**Written task**. Please output the records below in full, exactly as given, but without the images.

**Rows from a dataset**.

○ ○ ○

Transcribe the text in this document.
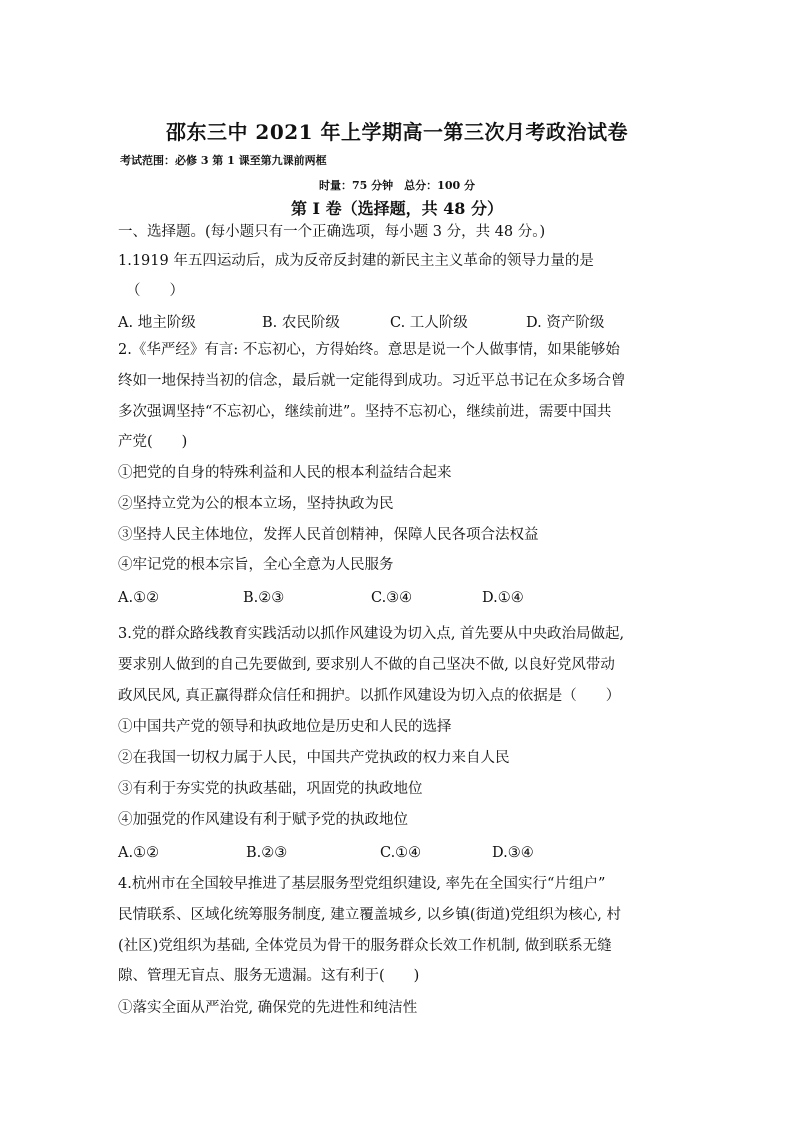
邵东三中 2021 年上学期高一第三次月考政治试卷
考试范围：必修 3 第 1 课至第九课前两框
时量：75 分钟　总分：100 分
第 I 卷（选择题，共 48 分）
一、选择题。(每小题只有一个正确选项，每小题 3 分，共 48 分。)
1.1919 年五四运动后，成为反帝反封建的新民主主义革命的领导力量的是
（　　）
A. 地主阶级	B. 农民阶级	C. 工人阶级	D. 资产阶级
2.《华严经》有言: 不忘初心，方得始终。意思是说一个人做事情，如果能够始
终如一地保持当初的信念，最后就一定能得到成功。习近平总书记在众多场合曾
多次强调坚持“不忘初心，继续前进”。坚持不忘初心，继续前进，需要中国共
产党(　　)
①把党的自身的特殊利益和人民的根本利益结合起来
②坚持立党为公的根本立场，坚持执政为民
③坚持人民主体地位，发挥人民首创精神，保障人民各项合法权益
④牢记党的根本宗旨，全心全意为人民服务
A.①②	B.②③	C.③④	D.①④
3.党的群众路线教育实践活动以抓作风建设为切入点, 首先要从中央政治局做起,
要求别人做到的自己先要做到, 要求别人不做的自己坚决不做, 以良好党风带动
政风民风, 真正赢得群众信任和拥护。以抓作风建设为切入点的依据是（　　）
①中国共产党的领导和执政地位是历史和人民的选择
②在我国一切权力属于人民，中国共产党执政的权力来自人民
③有利于夯实党的执政基础，巩固党的执政地位
④加强党的作风建设有利于赋予党的执政地位
A.①②	B.②③	C.①④	D.③④
4.杭州市在全国较早推进了基层服务型党组织建设, 率先在全国实行“片组户”
民情联系、区域化统筹服务制度, 建立覆盖城乡, 以乡镇(街道)党组织为核心, 村
(社区)党组织为基础, 全体党员为骨干的服务群众长效工作机制, 做到联系无缝
隙、管理无盲点、服务无遗漏。这有利于(　　)
①落实全面从严治党, 确保党的先进性和纯洁性
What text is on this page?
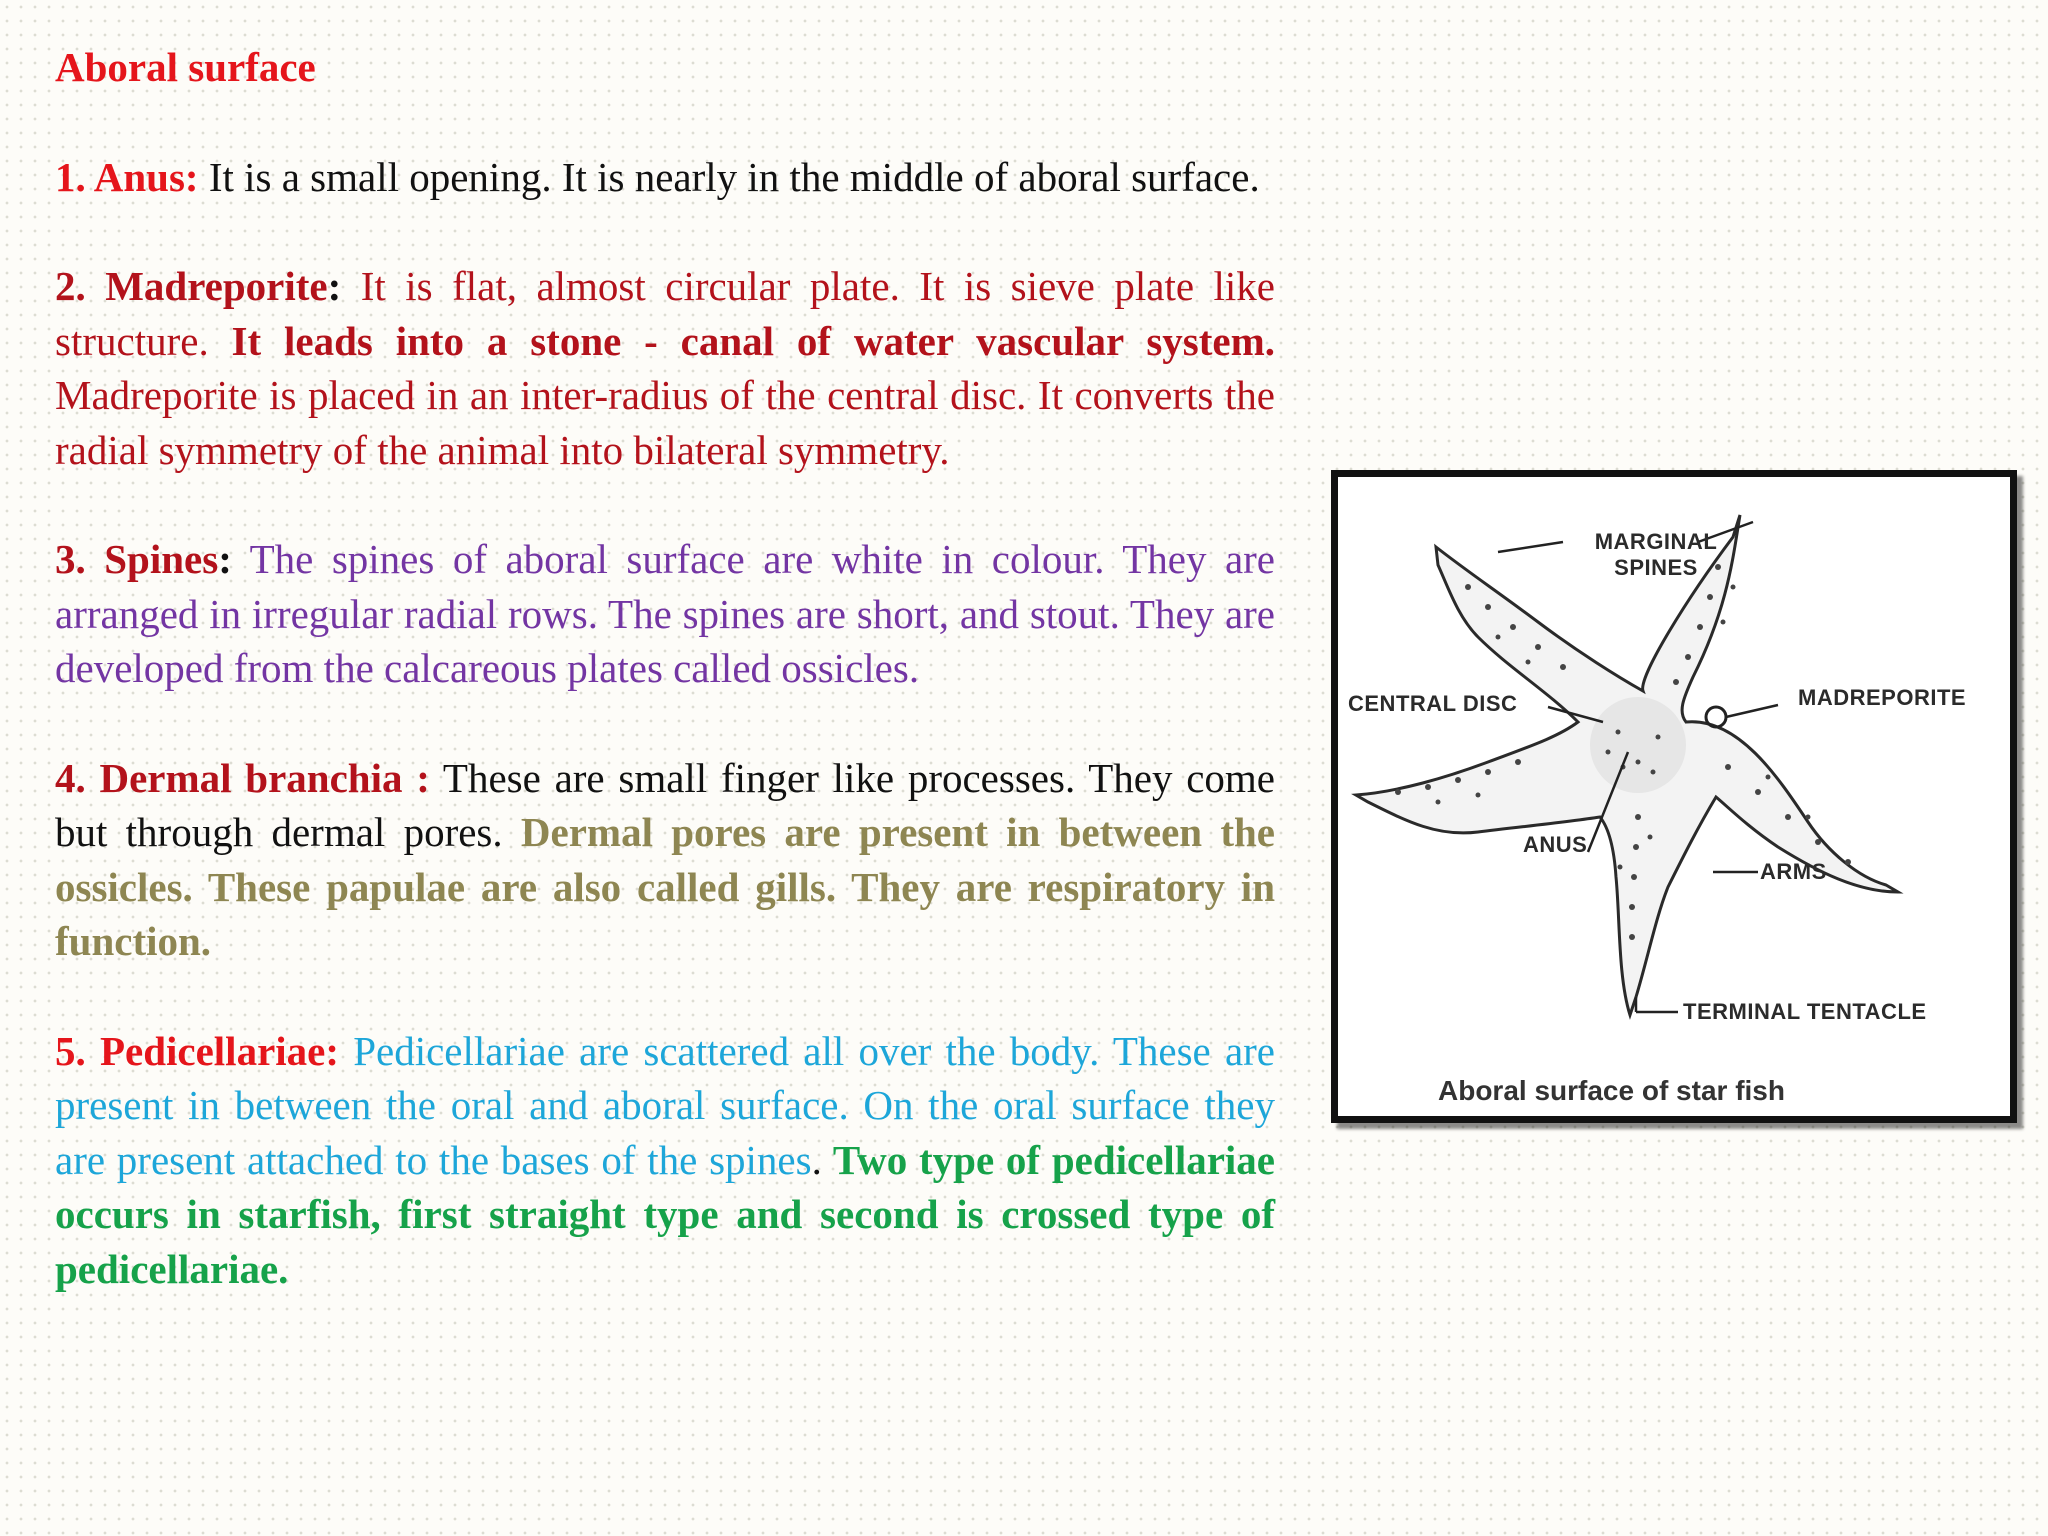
Aboral surface
1. Anus: It is a small opening. It is nearly in the middle of aboral surface.
2. Madreporite: It is flat, almost circular plate. It is sieve plate like structure. It leads into a stone - canal of water vascular system. Madreporite is placed in an inter-radius of the central disc. It converts the radial symmetry of the animal into bilateral symmetry.
3. Spines: The spines of aboral surface are white in colour. They are arranged in irregular radial rows. The spines are short, and stout. They are developed from the calcareous plates called ossicles.
4. Dermal branchia : These are small finger like processes. They come but through dermal pores. Dermal pores are present in between the ossicles. These papulae are also called gills. They are respiratory in function.
5. Pedicellariae: Pedicellariae are scattered all over the body. These are present in between the oral and aboral surface. On the oral surface they are present attached to the bases of the spines. Two type of pedicellariae occurs in starfish, first straight type and second is crossed type of pedicellariae.
MARGINAL
SPINES
CENTRAL DISC	MADREPORITE
ANUS
ARMS
TERMINAL TENTACLE
Aboral surface of star fish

○ ○ ○

**Right answer**.
Transcribe the text in this document.
邵东三中 2021 年上学期高一第三次月考政治试卷
考试范围：必修 3 第 1 课至第九课前两框
时量：75 分钟　总分：100 分
第 I 卷（选择题，共 48 分）
一、选择题。(每小题只有一个正确选项，每小题 3 分，共 48 分。)
1.1919 年五四运动后，成为反帝反封建的新民主主义革命的领导力量的是
（　　）
A. 地主阶级	B. 农民阶级	C. 工人阶级	D. 资产阶级
2.《华严经》有言: 不忘初心，方得始终。意思是说一个人做事情，如果能够始
终如一地保持当初的信念，最后就一定能得到成功。习近平总书记在众多场合曾
多次强调坚持“不忘初心，继续前进”。坚持不忘初心，继续前进，需要中国共
产党(　　)
①把党的自身的特殊利益和人民的根本利益结合起来
②坚持立党为公的根本立场，坚持执政为民
③坚持人民主体地位，发挥人民首创精神，保障人民各项合法权益
④牢记党的根本宗旨，全心全意为人民服务
A.①②	B.②③	C.③④	D.①④
3.党的群众路线教育实践活动以抓作风建设为切入点, 首先要从中央政治局做起,
要求别人做到的自己先要做到, 要求别人不做的自己坚决不做, 以良好党风带动
政风民风, 真正赢得群众信任和拥护。以抓作风建设为切入点的依据是（　　）
①中国共产党的领导和执政地位是历史和人民的选择
②在我国一切权力属于人民，中国共产党执政的权力来自人民
③有利于夯实党的执政基础，巩固党的执政地位
④加强党的作风建设有利于赋予党的执政地位
A.①②	B.②③	C.①④	D.③④
4.杭州市在全国较早推进了基层服务型党组织建设, 率先在全国实行“片组户”
民情联系、区域化统筹服务制度, 建立覆盖城乡, 以乡镇(街道)党组织为核心, 村
(社区)党组织为基础, 全体党员为骨干的服务群众长效工作机制, 做到联系无缝
隙、管理无盲点、服务无遗漏。这有利于(　　)
①落实全面从严治党, 确保党的先进性和纯洁性
What text is on this page?
Aboral surface
1. Anus: It is a small opening. It is nearly in the middle of aboral surface.
2. Madreporite: It is flat, almost circular plate. It is sieve plate like structure. It leads into a stone - canal of water vascular system. Madreporite is placed in an inter-radius of the central disc. It converts the radial symmetry of the animal into bilateral symmetry.
3. Spines: The spines of aboral surface are white in colour. They are arranged in irregular radial rows. The spines are short, and stout. They are developed from the calcareous plates called ossicles.
4. Dermal branchia : These are small finger like processes. They come but through dermal pores. Dermal pores are present in between the ossicles. These papulae are also called gills. They are respiratory in function.
5. Pedicellariae: Pedicellariae are scattered all over the body. These are present in between the oral and aboral surface. On the oral surface they are present attached to the bases of the spines. Two type of pedicellariae occurs in starfish, first straight type and second is crossed type of pedicellariae.
MARGINAL
SPINES
CENTRAL DISC	MADREPORITE
ANUS
ARMS
TERMINAL TENTACLE
Aboral surface of star fish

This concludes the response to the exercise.